**Task prompt**: Without including any pictures, write out the listing below exactly.
[Start]
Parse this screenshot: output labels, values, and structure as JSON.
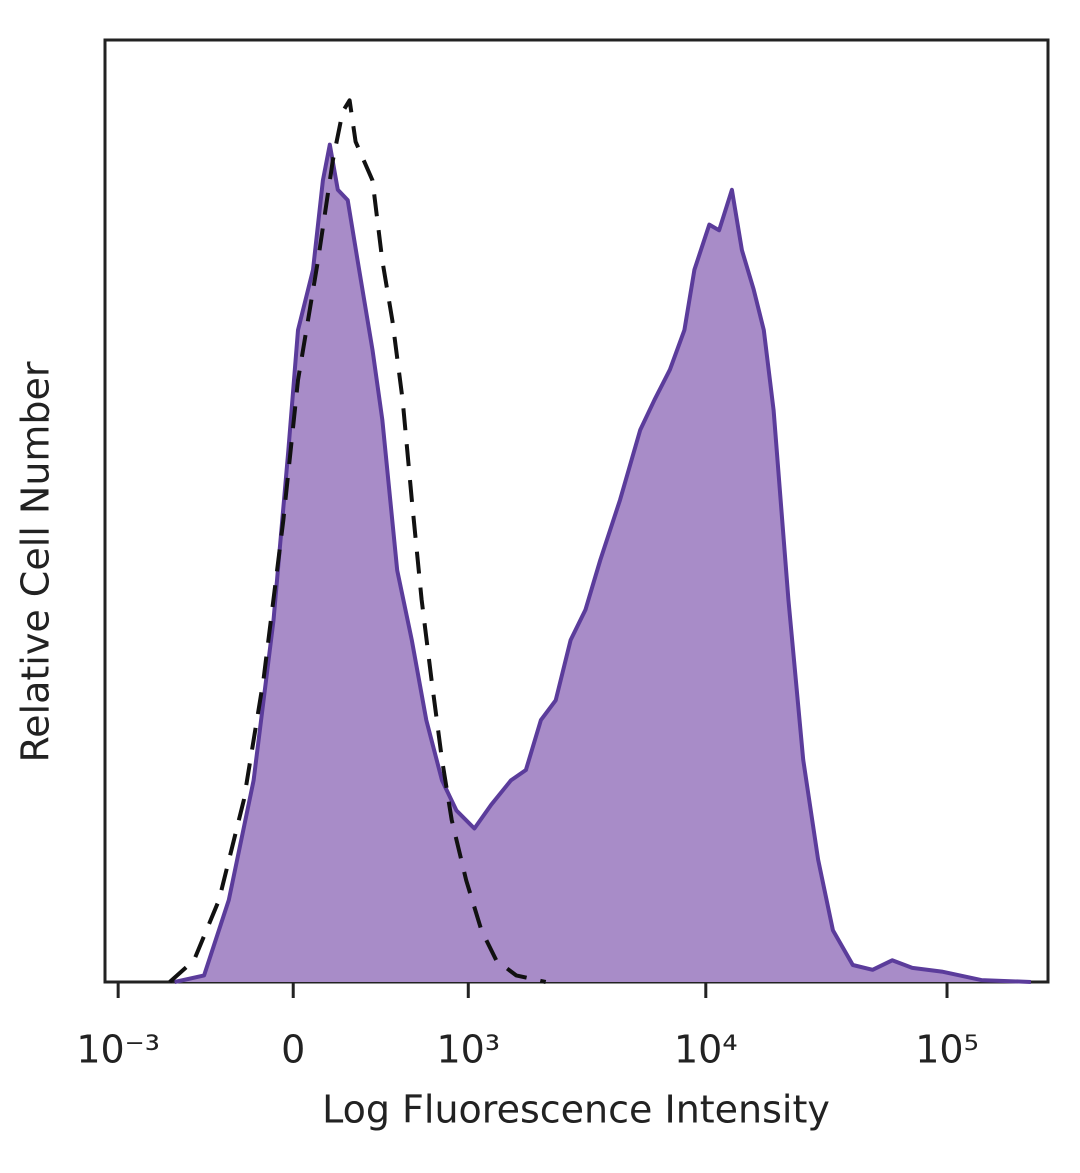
{
  "chart_data": {
    "type": "histogram-overlay",
    "xlabel": "Log Fluorescence Intensity",
    "ylabel": "Relative Cell Number",
    "xscale": "biexponential",
    "xlim": [
      -1143,
      262144
    ],
    "ylim": [
      0,
      100
    ],
    "xticks": [
      {
        "value": -1000,
        "label": "10⁻³"
      },
      0,
      {
        "value": 1000,
        "label": "10³"
      },
      {
        "value": 10000,
        "label": "10⁴"
      },
      {
        "value": 100000,
        "label": "10⁵"
      }
    ],
    "series": [
      {
        "color": "#5b3c9b",
        "fill": "#a88cc8",
        "dashed": false,
        "x": [
          -542,
          -373,
          -255,
          -151,
          -74,
          -18,
          18,
          74,
          112,
          139,
          171,
          212,
          255,
          324,
          373,
          454,
          542,
          640,
          760,
          885,
          1065,
          1260,
          1533,
          1775,
          2055,
          2371,
          2738,
          3159,
          3643,
          4407,
          5343,
          6123,
          7098,
          8151,
          8970,
          10335,
          11349,
          12831,
          14118,
          15795,
          17394,
          19110,
          21996,
          25350,
          29211,
          33657,
          40677,
          49140,
          59280,
          71760,
          95160,
          138840,
          222690
        ],
        "values": [
          0,
          0.7,
          8.7,
          21.4,
          38.4,
          56.5,
          69.2,
          75.6,
          85.1,
          88.9,
          84.1,
          83.0,
          76.6,
          67.1,
          59.7,
          43.7,
          36.3,
          27.8,
          21.4,
          18.2,
          16.3,
          18.8,
          21.4,
          22.5,
          27.8,
          29.9,
          36.3,
          39.5,
          44.8,
          51.2,
          58.6,
          61.8,
          65.0,
          69.2,
          75.6,
          80.4,
          79.8,
          84.1,
          77.7,
          73.5,
          69.2,
          60.7,
          40.6,
          23.6,
          13.0,
          5.5,
          1.8,
          1.3,
          2.3,
          1.5,
          1.1,
          0.2,
          0
        ]
      },
      {
        "color": "#111111",
        "fill": "none",
        "dashed": true,
        "x": [
          -574,
          -427,
          -300,
          -191,
          -112,
          -37,
          18,
          93,
          151,
          191,
          220,
          246,
          324,
          373,
          427,
          485,
          542,
          607,
          678,
          760,
          842,
          979,
          1143,
          1326,
          1615,
          2153
        ],
        "values": [
          0,
          2.3,
          8.7,
          19.3,
          32.1,
          49.0,
          63.9,
          76.6,
          87.2,
          92.4,
          93.6,
          89.2,
          85.1,
          76.6,
          70.2,
          61.8,
          51.2,
          40.6,
          32.1,
          23.6,
          17.2,
          10.8,
          5.5,
          2.3,
          0.7,
          0
        ]
      }
    ]
  }
}
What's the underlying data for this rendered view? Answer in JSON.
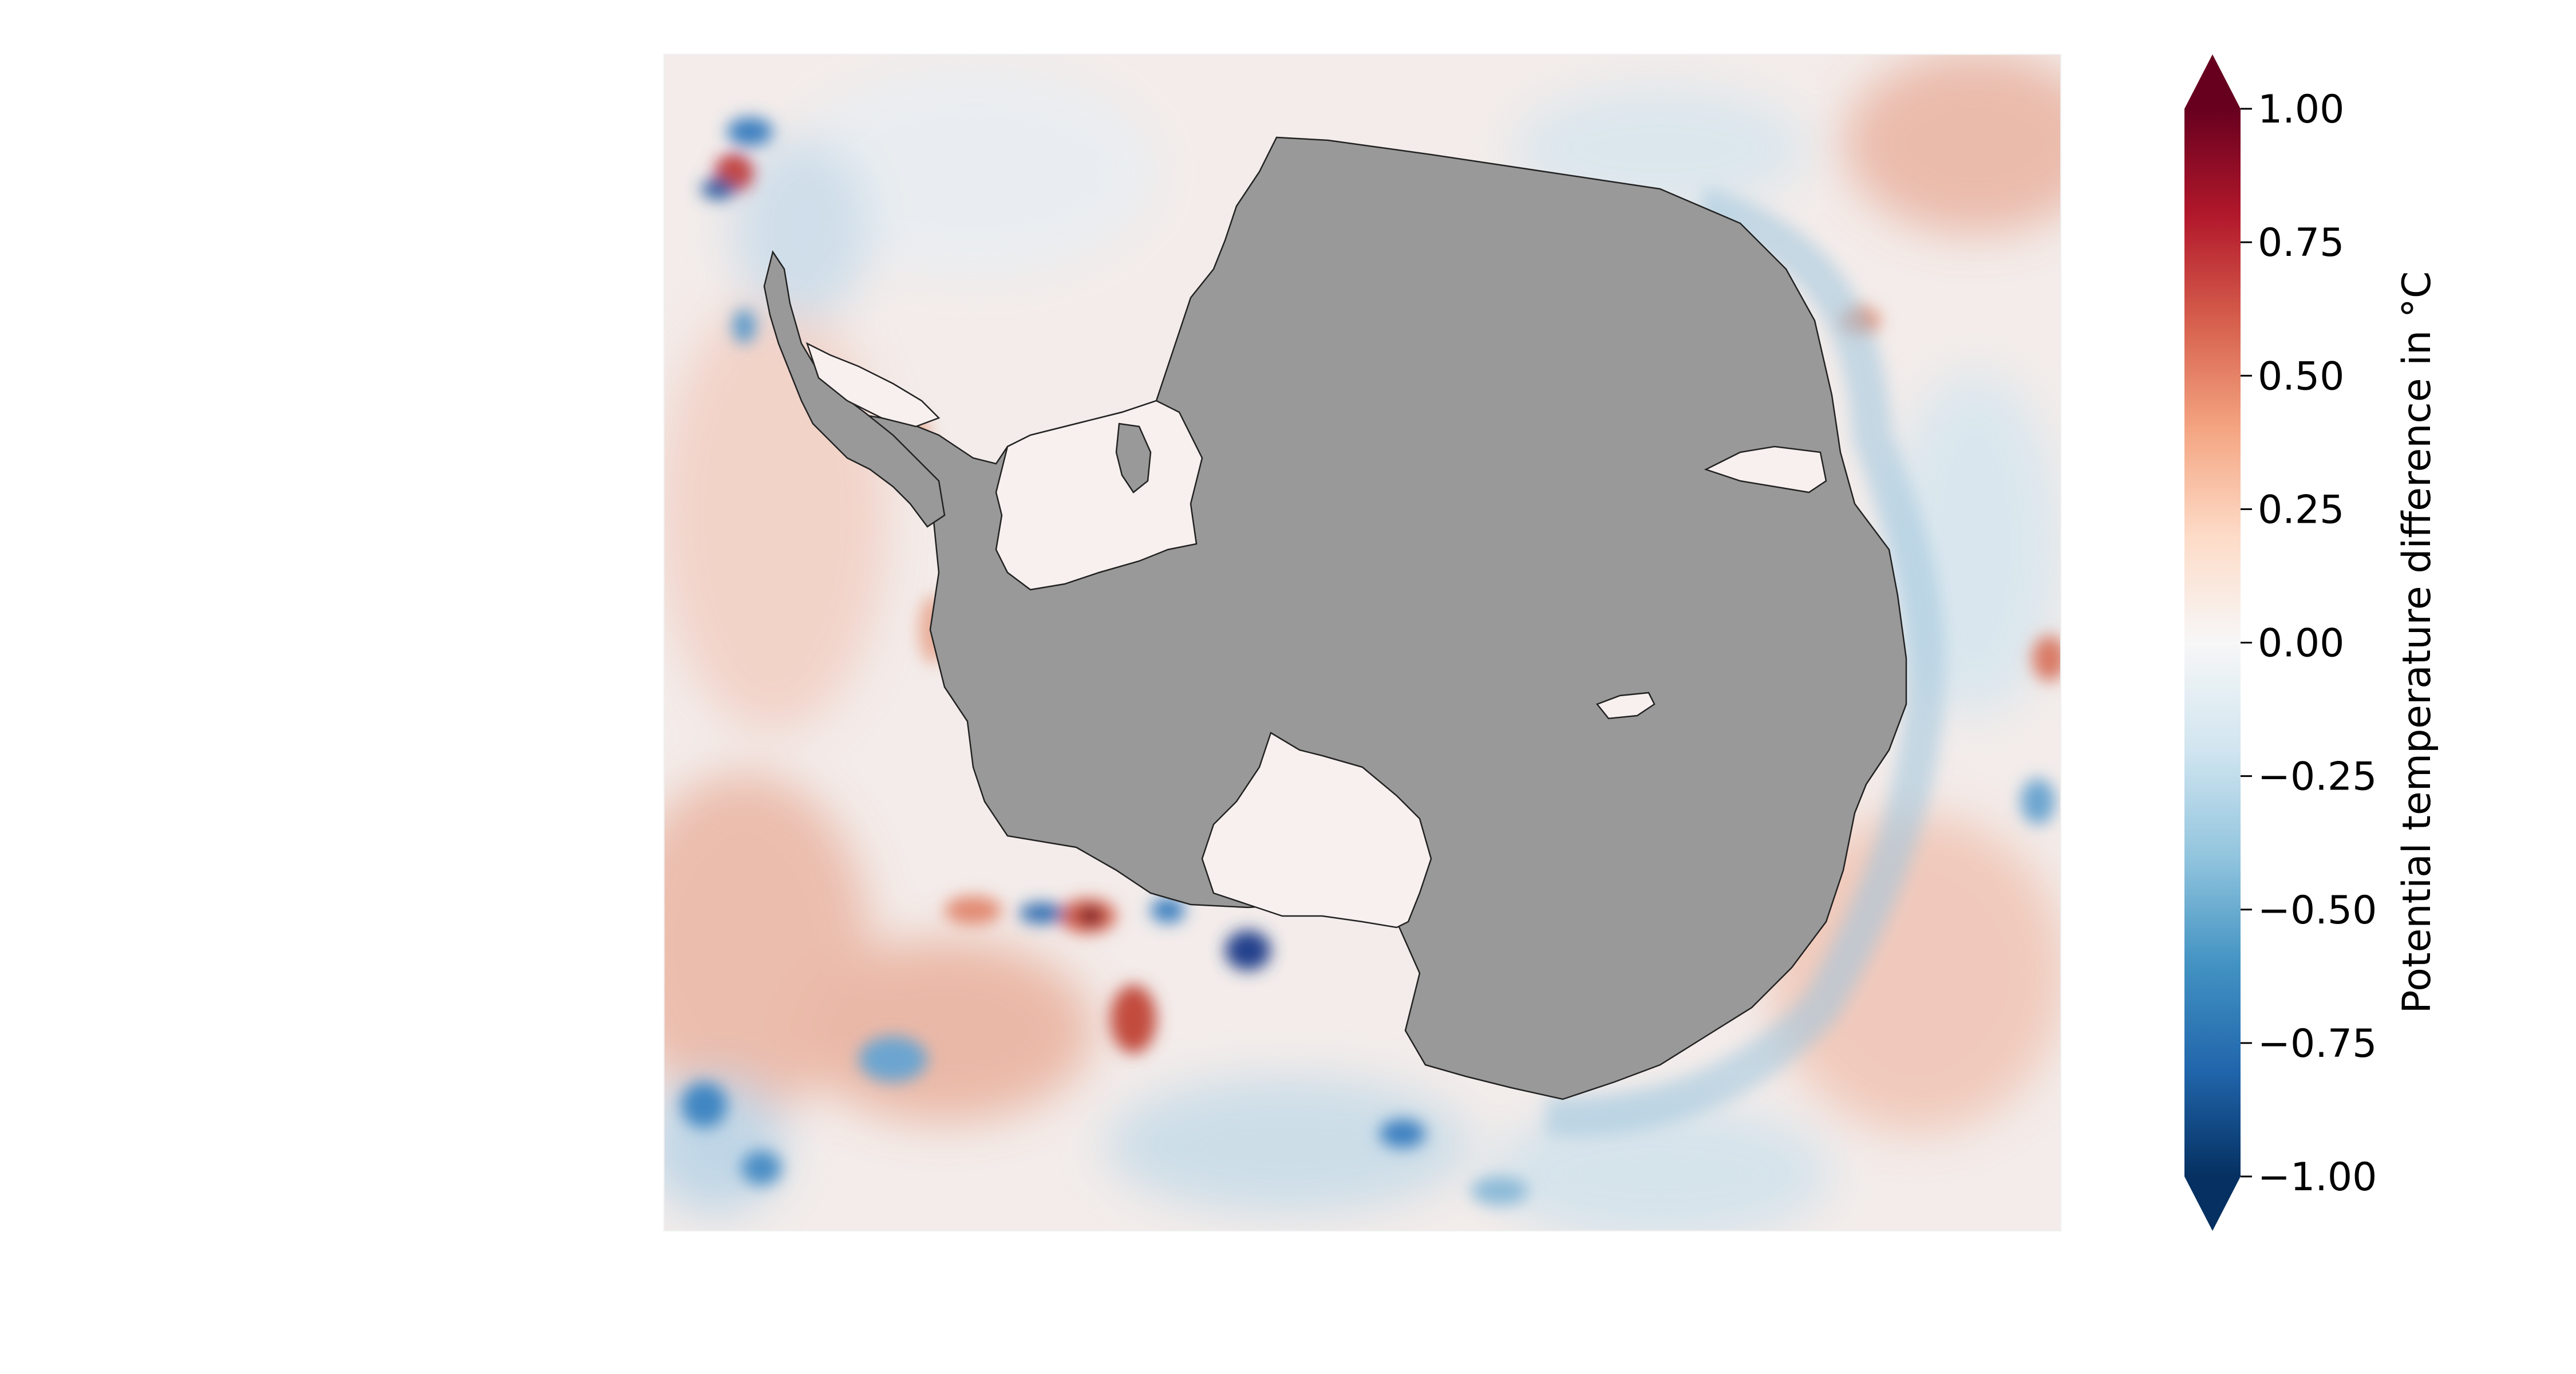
{
  "colorbar": {
    "label": "Potential temperature difference in °C",
    "min": -1.0,
    "max": 1.0,
    "extend": "both",
    "orientation": "vertical",
    "colormap": "RdBu_r",
    "ticks": [
      {
        "value": 1.0,
        "label": "1.00"
      },
      {
        "value": 0.75,
        "label": "0.75"
      },
      {
        "value": 0.5,
        "label": "0.50"
      },
      {
        "value": 0.25,
        "label": "0.25"
      },
      {
        "value": 0.0,
        "label": "0.00"
      },
      {
        "value": -0.25,
        "label": "−0.25"
      },
      {
        "value": -0.5,
        "label": "−0.50"
      },
      {
        "value": -0.75,
        "label": "−0.75"
      },
      {
        "value": -1.0,
        "label": "−1.00"
      }
    ],
    "color_stops": [
      "#053061",
      "#2166ac",
      "#4393c3",
      "#92c5de",
      "#d1e5f0",
      "#f7f7f7",
      "#fddbc7",
      "#f4a582",
      "#d6604d",
      "#b2182b",
      "#67001f"
    ]
  },
  "map": {
    "region": "Antarctica / Southern Ocean",
    "projection": "south polar stereographic",
    "land_color": "#999999",
    "ice_shelf_color": "#f7f0ee",
    "coastline_color": "#222222"
  }
}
[End]
**Reply to the task**:
Parse this screenshot: output labels, values, and structure as JSON.
{
  "chart_data": {
    "type": "histogram-overlay",
    "xlabel": "Log Fluorescence Intensity",
    "ylabel": "Relative Cell Number",
    "xscale": "biexponential",
    "xlim": [
      -1143,
      262144
    ],
    "ylim": [
      0,
      100
    ],
    "xticks": [
      {
        "value": -1000,
        "label": "10⁻³"
      },
      0,
      {
        "value": 1000,
        "label": "10³"
      },
      {
        "value": 10000,
        "label": "10⁴"
      },
      {
        "value": 100000,
        "label": "10⁵"
      }
    ],
    "series": [
      {
        "color": "#5b3c9b",
        "fill": "#a88cc8",
        "dashed": false,
        "x": [
          -542,
          -373,
          -255,
          -151,
          -74,
          -18,
          18,
          74,
          112,
          139,
          171,
          212,
          255,
          324,
          373,
          454,
          542,
          640,
          760,
          885,
          1065,
          1260,
          1533,
          1775,
          2055,
          2371,
          2738,
          3159,
          3643,
          4407,
          5343,
          6123,
          7098,
          8151,
          8970,
          10335,
          11349,
          12831,
          14118,
          15795,
          17394,
          19110,
          21996,
          25350,
          29211,
          33657,
          40677,
          49140,
          59280,
          71760,
          95160,
          138840,
          222690
        ],
        "values": [
          0,
          0.7,
          8.7,
          21.4,
          38.4,
          56.5,
          69.2,
          75.6,
          85.1,
          88.9,
          84.1,
          83.0,
          76.6,
          67.1,
          59.7,
          43.7,
          36.3,
          27.8,
          21.4,
          18.2,
          16.3,
          18.8,
          21.4,
          22.5,
          27.8,
          29.9,
          36.3,
          39.5,
          44.8,
          51.2,
          58.6,
          61.8,
          65.0,
          69.2,
          75.6,
          80.4,
          79.8,
          84.1,
          77.7,
          73.5,
          69.2,
          60.7,
          40.6,
          23.6,
          13.0,
          5.5,
          1.8,
          1.3,
          2.3,
          1.5,
          1.1,
          0.2,
          0
        ]
      },
      {
        "color": "#111111",
        "fill": "none",
        "dashed": true,
        "x": [
          -574,
          -427,
          -300,
          -191,
          -112,
          -37,
          18,
          93,
          151,
          191,
          220,
          246,
          324,
          373,
          427,
          485,
          542,
          607,
          678,
          760,
          842,
          979,
          1143,
          1326,
          1615,
          2153
        ],
        "values": [
          0,
          2.3,
          8.7,
          19.3,
          32.1,
          49.0,
          63.9,
          76.6,
          87.2,
          92.4,
          93.6,
          89.2,
          85.1,
          76.6,
          70.2,
          61.8,
          51.2,
          40.6,
          32.1,
          23.6,
          17.2,
          10.8,
          5.5,
          2.3,
          0.7,
          0
        ]
      }
    ]
  }
}
What's the underlying data for this rendered view? Answer in JSON.
{
  "colorbar": {
    "label": "Potential temperature difference in °C",
    "min": -1.0,
    "max": 1.0,
    "extend": "both",
    "orientation": "vertical",
    "colormap": "RdBu_r",
    "ticks": [
      {
        "value": 1.0,
        "label": "1.00"
      },
      {
        "value": 0.75,
        "label": "0.75"
      },
      {
        "value": 0.5,
        "label": "0.50"
      },
      {
        "value": 0.25,
        "label": "0.25"
      },
      {
        "value": 0.0,
        "label": "0.00"
      },
      {
        "value": -0.25,
        "label": "−0.25"
      },
      {
        "value": -0.5,
        "label": "−0.50"
      },
      {
        "value": -0.75,
        "label": "−0.75"
      },
      {
        "value": -1.0,
        "label": "−1.00"
      }
    ],
    "color_stops": [
      "#053061",
      "#2166ac",
      "#4393c3",
      "#92c5de",
      "#d1e5f0",
      "#f7f7f7",
      "#fddbc7",
      "#f4a582",
      "#d6604d",
      "#b2182b",
      "#67001f"
    ]
  },
  "map": {
    "region": "Antarctica / Southern Ocean",
    "projection": "south polar stereographic",
    "land_color": "#999999",
    "ice_shelf_color": "#f7f0ee",
    "coastline_color": "#222222"
  }
}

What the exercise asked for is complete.